Copy each line of the data below exactly, leaving out pictures.

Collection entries
---*---

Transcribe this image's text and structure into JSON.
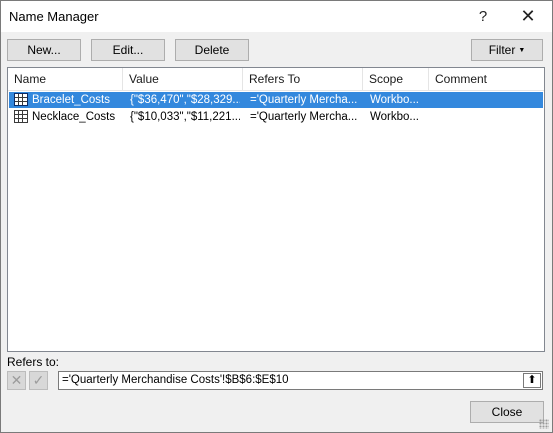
{
  "window": {
    "title": "Name Manager",
    "help": "?",
    "close": "✕"
  },
  "toolbar": {
    "new_label": "New...",
    "edit_label": "Edit...",
    "delete_label": "Delete",
    "filter_label": "Filter"
  },
  "table": {
    "columns": [
      "Name",
      "Value",
      "Refers To",
      "Scope",
      "Comment"
    ],
    "rows": [
      {
        "name": "Bracelet_Costs",
        "value": "{\"$36,470\",\"$28,329...",
        "refers_to": "='Quarterly Mercha...",
        "scope": "Workbo...",
        "comment": "",
        "selected": true
      },
      {
        "name": "Necklace_Costs",
        "value": "{\"$10,033\",\"$11,221...",
        "refers_to": "='Quarterly Mercha...",
        "scope": "Workbo...",
        "comment": "",
        "selected": false
      }
    ]
  },
  "refers": {
    "label": "Refers to:",
    "value": "='Quarterly Merchandise Costs'!$B$6:$E$10"
  },
  "footer": {
    "close_label": "Close"
  },
  "colors": {
    "selection": "#3388dd",
    "dialog_bg": "#f0f0f0"
  },
  "icons": {
    "row_icon": "table-grid-icon",
    "cancel": "x-icon",
    "confirm": "check-icon",
    "collapse": "collapse-dialog-icon"
  }
}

---*---

* _Written reply_:
Transcribe this image's text and structure into JSON.
{
  "window": {
    "title": "Name Manager",
    "help": "?",
    "close": "✕"
  },
  "toolbar": {
    "new_label": "New...",
    "edit_label": "Edit...",
    "delete_label": "Delete",
    "filter_label": "Filter"
  },
  "table": {
    "columns": [
      "Name",
      "Value",
      "Refers To",
      "Scope",
      "Comment"
    ],
    "rows": [
      {
        "name": "Bracelet_Costs",
        "value": "{\"$36,470\",\"$28,329...",
        "refers_to": "='Quarterly Mercha...",
        "scope": "Workbo...",
        "comment": "",
        "selected": true
      },
      {
        "name": "Necklace_Costs",
        "value": "{\"$10,033\",\"$11,221...",
        "refers_to": "='Quarterly Mercha...",
        "scope": "Workbo...",
        "comment": "",
        "selected": false
      }
    ]
  },
  "refers": {
    "label": "Refers to:",
    "value": "='Quarterly Merchandise Costs'!$B$6:$E$10"
  },
  "footer": {
    "close_label": "Close"
  },
  "colors": {
    "selection": "#3388dd",
    "dialog_bg": "#f0f0f0"
  },
  "icons": {
    "row_icon": "table-grid-icon",
    "cancel": "x-icon",
    "confirm": "check-icon",
    "collapse": "collapse-dialog-icon"
  }
}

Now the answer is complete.